[Entries taken from a collection]

——

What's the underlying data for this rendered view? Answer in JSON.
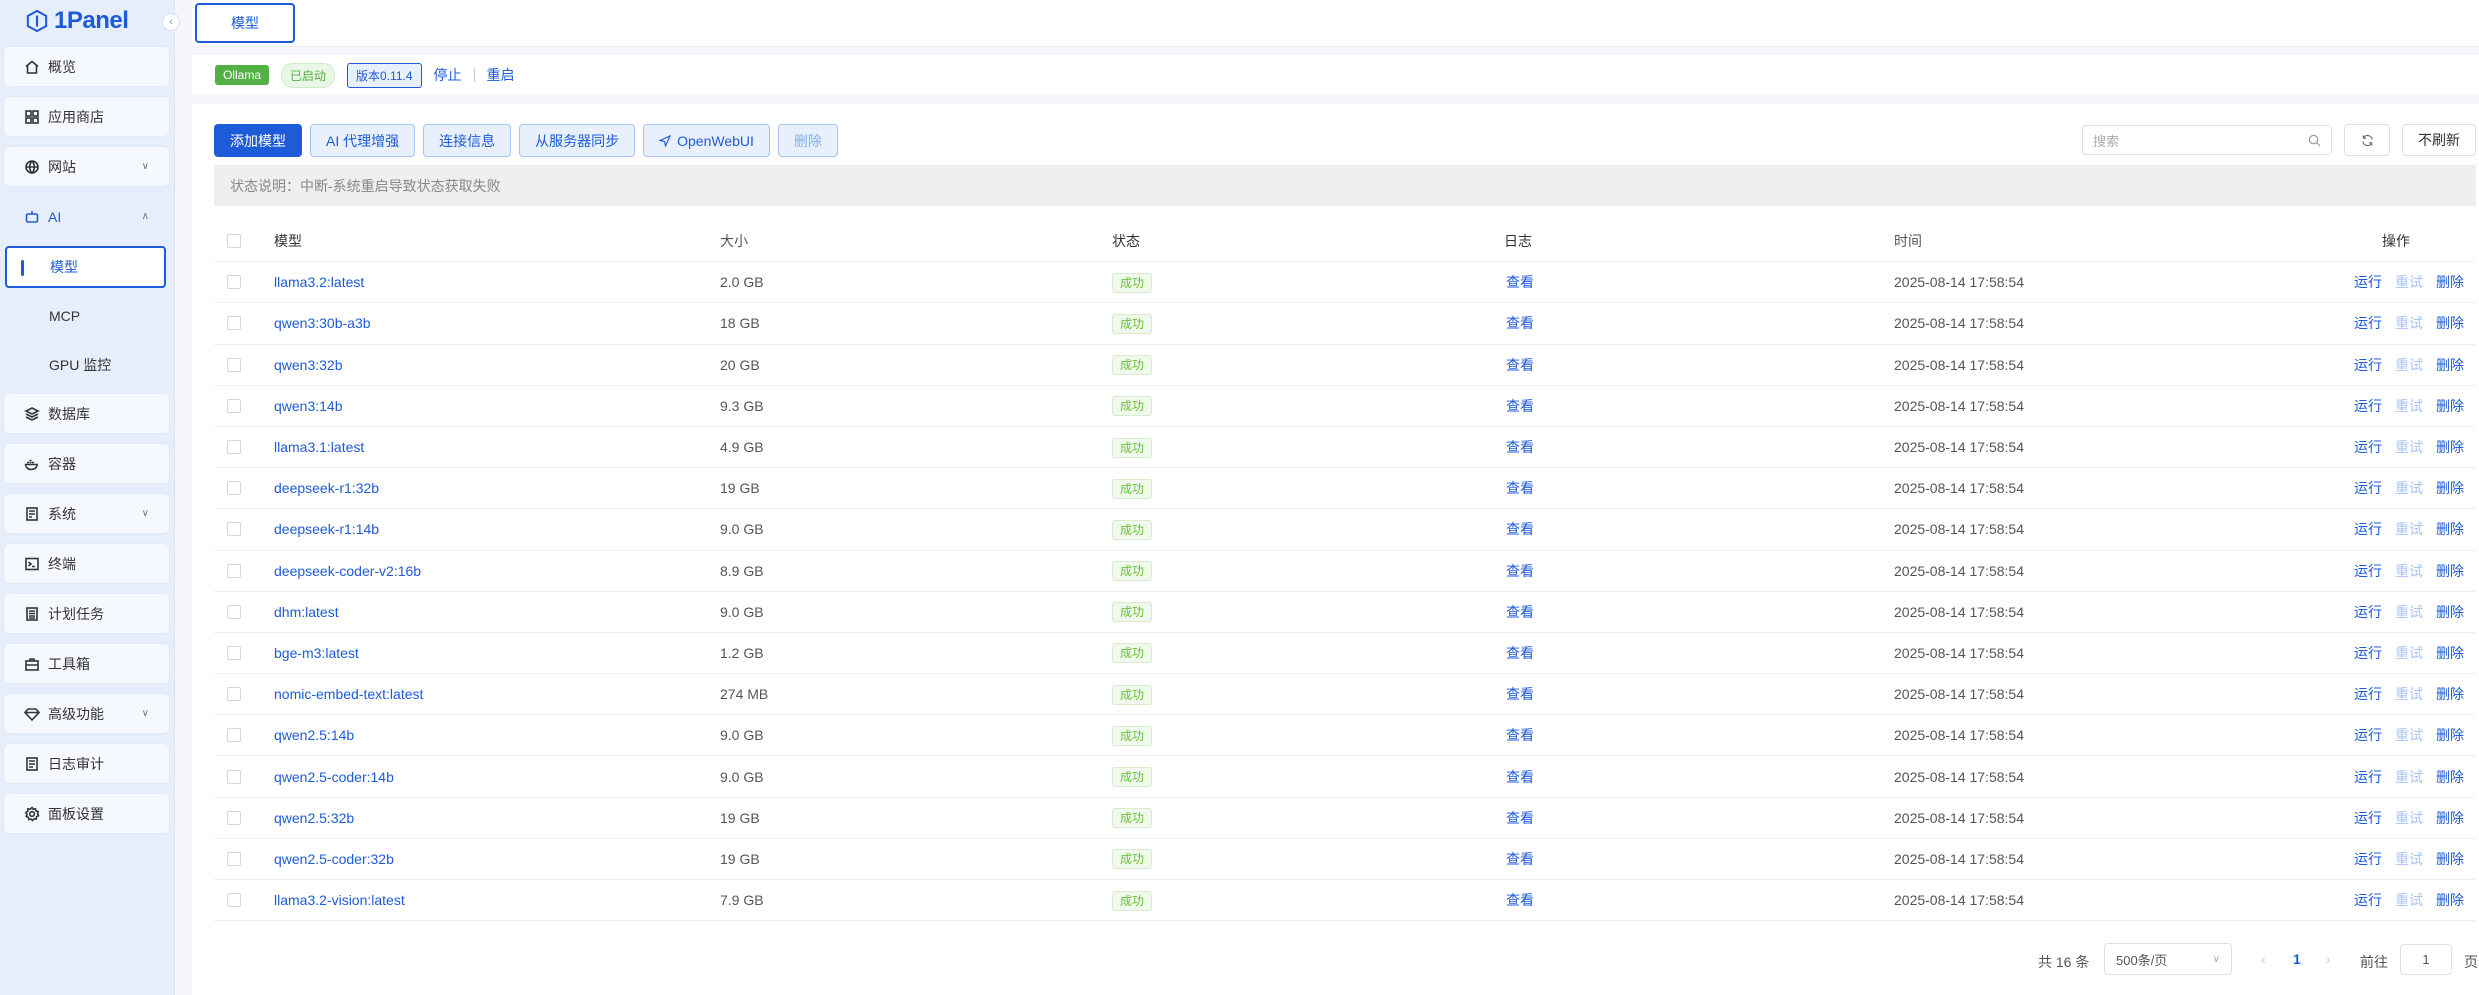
{
  "brand": {
    "name": "1Panel"
  },
  "sidebar": {
    "items": [
      {
        "key": "overview",
        "label": "概览",
        "icon": "home-icon"
      },
      {
        "key": "appstore",
        "label": "应用商店",
        "icon": "grid-icon"
      },
      {
        "key": "website",
        "label": "网站",
        "icon": "globe-icon",
        "expandable": true
      },
      {
        "key": "ai",
        "label": "AI",
        "icon": "robot-icon",
        "expanded": true
      },
      {
        "key": "database",
        "label": "数据库",
        "icon": "layers-icon"
      },
      {
        "key": "container",
        "label": "容器",
        "icon": "docker-icon"
      },
      {
        "key": "system",
        "label": "系统",
        "icon": "server-icon",
        "expandable": true
      },
      {
        "key": "terminal",
        "label": "终端",
        "icon": "terminal-icon"
      },
      {
        "key": "cron",
        "label": "计划任务",
        "icon": "list-icon"
      },
      {
        "key": "toolbox",
        "label": "工具箱",
        "icon": "toolbox-icon"
      },
      {
        "key": "advanced",
        "label": "高级功能",
        "icon": "diamond-icon",
        "expandable": true
      },
      {
        "key": "audit",
        "label": "日志审计",
        "icon": "log-icon"
      },
      {
        "key": "settings",
        "label": "面板设置",
        "icon": "gear-icon"
      }
    ],
    "ai_sub": [
      {
        "label": "模型",
        "active": true
      },
      {
        "label": "MCP"
      },
      {
        "label": "GPU 监控"
      }
    ]
  },
  "topbar": {
    "tab": "模型"
  },
  "appbar": {
    "app": "Ollama",
    "status": "已启动",
    "version": "版本0.11.4",
    "stop": "停止",
    "restart": "重启"
  },
  "toolbar": {
    "add": "添加模型",
    "proxy": "AI 代理增强",
    "conn": "连接信息",
    "sync": "从服务器同步",
    "webui": "OpenWebUI",
    "delete": "删除",
    "search_placeholder": "搜索",
    "no_refresh": "不刷新"
  },
  "notice": "状态说明：中断-系统重启导致状态获取失败",
  "table": {
    "headers": {
      "name": "模型",
      "size": "大小",
      "status": "状态",
      "log": "日志",
      "time": "时间",
      "ops": "操作"
    },
    "rows": [
      {
        "name": "llama3.2:latest",
        "size": "2.0 GB",
        "status": "成功",
        "log": "查看",
        "time": "2025-08-14 17:58:54"
      },
      {
        "name": "qwen3:30b-a3b",
        "size": "18 GB",
        "status": "成功",
        "log": "查看",
        "time": "2025-08-14 17:58:54"
      },
      {
        "name": "qwen3:32b",
        "size": "20 GB",
        "status": "成功",
        "log": "查看",
        "time": "2025-08-14 17:58:54"
      },
      {
        "name": "qwen3:14b",
        "size": "9.3 GB",
        "status": "成功",
        "log": "查看",
        "time": "2025-08-14 17:58:54"
      },
      {
        "name": "llama3.1:latest",
        "size": "4.9 GB",
        "status": "成功",
        "log": "查看",
        "time": "2025-08-14 17:58:54"
      },
      {
        "name": "deepseek-r1:32b",
        "size": "19 GB",
        "status": "成功",
        "log": "查看",
        "time": "2025-08-14 17:58:54"
      },
      {
        "name": "deepseek-r1:14b",
        "size": "9.0 GB",
        "status": "成功",
        "log": "查看",
        "time": "2025-08-14 17:58:54"
      },
      {
        "name": "deepseek-coder-v2:16b",
        "size": "8.9 GB",
        "status": "成功",
        "log": "查看",
        "time": "2025-08-14 17:58:54"
      },
      {
        "name": "dhm:latest",
        "size": "9.0 GB",
        "status": "成功",
        "log": "查看",
        "time": "2025-08-14 17:58:54"
      },
      {
        "name": "bge-m3:latest",
        "size": "1.2 GB",
        "status": "成功",
        "log": "查看",
        "time": "2025-08-14 17:58:54"
      },
      {
        "name": "nomic-embed-text:latest",
        "size": "274 MB",
        "status": "成功",
        "log": "查看",
        "time": "2025-08-14 17:58:54"
      },
      {
        "name": "qwen2.5:14b",
        "size": "9.0 GB",
        "status": "成功",
        "log": "查看",
        "time": "2025-08-14 17:58:54"
      },
      {
        "name": "qwen2.5-coder:14b",
        "size": "9.0 GB",
        "status": "成功",
        "log": "查看",
        "time": "2025-08-14 17:58:54"
      },
      {
        "name": "qwen2.5:32b",
        "size": "19 GB",
        "status": "成功",
        "log": "查看",
        "time": "2025-08-14 17:58:54"
      },
      {
        "name": "qwen2.5-coder:32b",
        "size": "19 GB",
        "status": "成功",
        "log": "查看",
        "time": "2025-08-14 17:58:54"
      },
      {
        "name": "llama3.2-vision:latest",
        "size": "7.9 GB",
        "status": "成功",
        "log": "查看",
        "time": "2025-08-14 17:58:54"
      }
    ],
    "ops": {
      "run": "运行",
      "retry": "重试",
      "delete": "删除"
    }
  },
  "pager": {
    "total": "共 16 条",
    "page_size": "500条/页",
    "current": "1",
    "goto": "前往",
    "goto_value": "1",
    "page_suffix": "页"
  }
}
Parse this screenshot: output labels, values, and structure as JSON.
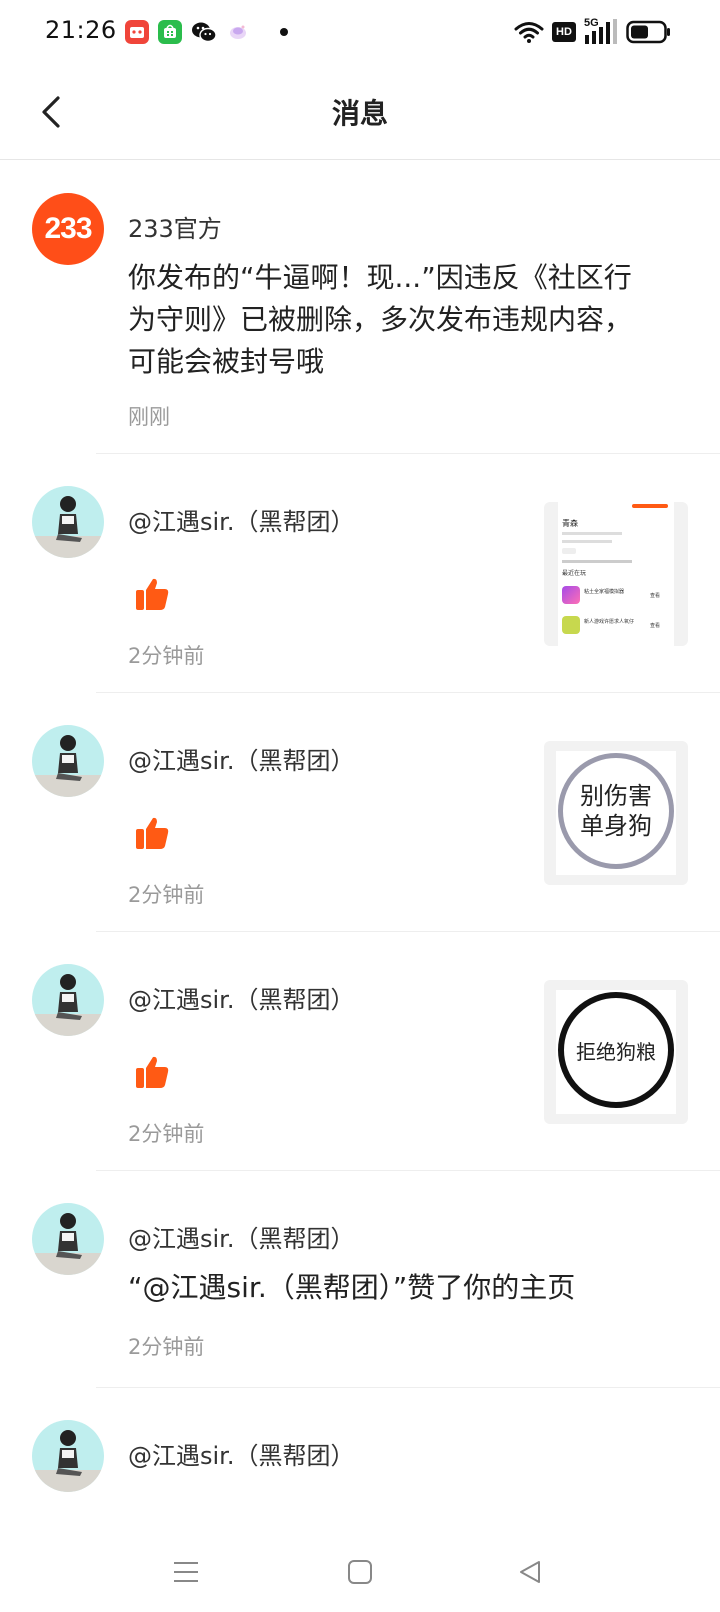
{
  "status_bar": {
    "time": "21:26",
    "network": "5G",
    "hd_label": "HD",
    "app_icons": [
      "taobao-icon",
      "app-store-icon",
      "wechat-icon",
      "assistant-icon"
    ]
  },
  "header": {
    "title": "消息",
    "back_icon": "chevron-left-icon"
  },
  "messages": [
    {
      "sender": "233官方",
      "avatar_text": "233",
      "text": "你发布的“牛逼啊！现...”因违反《社区行为守则》已被删除，多次发布违规内容，可能会被封号哦",
      "time": "刚刚"
    },
    {
      "sender": "@江遇sir.（黑帮团）",
      "type": "like",
      "time": "2分钟前",
      "thumb": {
        "profile_name": "青森",
        "section": "最近在玩",
        "games": [
          "粘土全家福模拟器",
          "新人游戏许愿求人氧仔"
        ],
        "button": "查看"
      }
    },
    {
      "sender": "@江遇sir.（黑帮团）",
      "type": "like",
      "time": "2分钟前",
      "thumb": {
        "text_top": "别伤害",
        "text_bottom": "单身狗"
      }
    },
    {
      "sender": "@江遇sir.（黑帮团）",
      "type": "like",
      "time": "2分钟前",
      "thumb": {
        "text": "拒绝狗粮"
      }
    },
    {
      "sender": "@江遇sir.（黑帮团）",
      "text": "“@江遇sir.（黑帮团）”赞了你的主页",
      "time": "2分钟前"
    },
    {
      "sender": "@江遇sir.（黑帮团）"
    }
  ],
  "colors": {
    "accent": "#ff5a14",
    "avatar_233": "#ff4e18",
    "avatar_user_bg": "#bfeeee",
    "muted_text": "#9a9a9a"
  },
  "nav": [
    "menu-icon",
    "home-square-icon",
    "back-triangle-icon"
  ]
}
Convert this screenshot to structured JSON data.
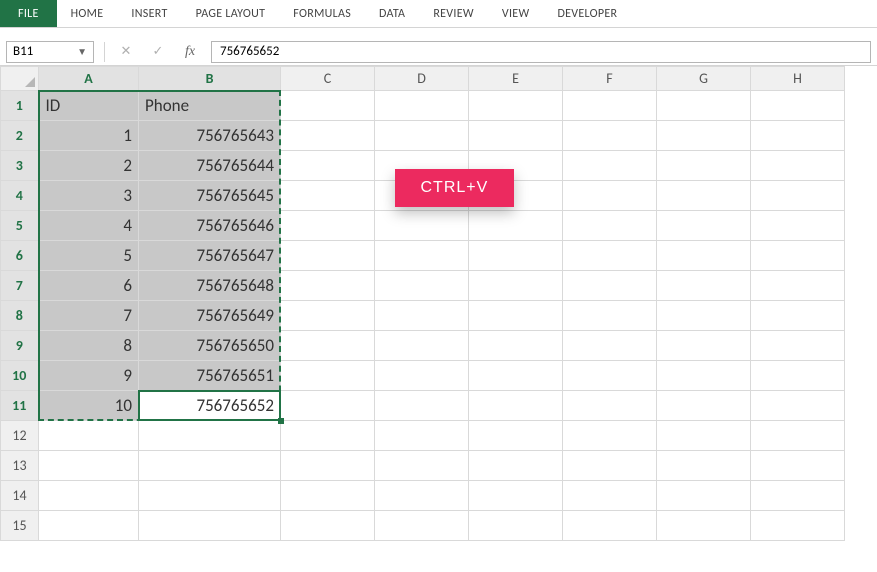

——

_Exercise objective:_ List the lines of the entries that include "this".

_Task solution:_
What's the underlying data for this rendered view? Answer in JSON.
Parse this screenshot: output labels, values, and structure as JSON.
Convert this screenshot to structured JSON data.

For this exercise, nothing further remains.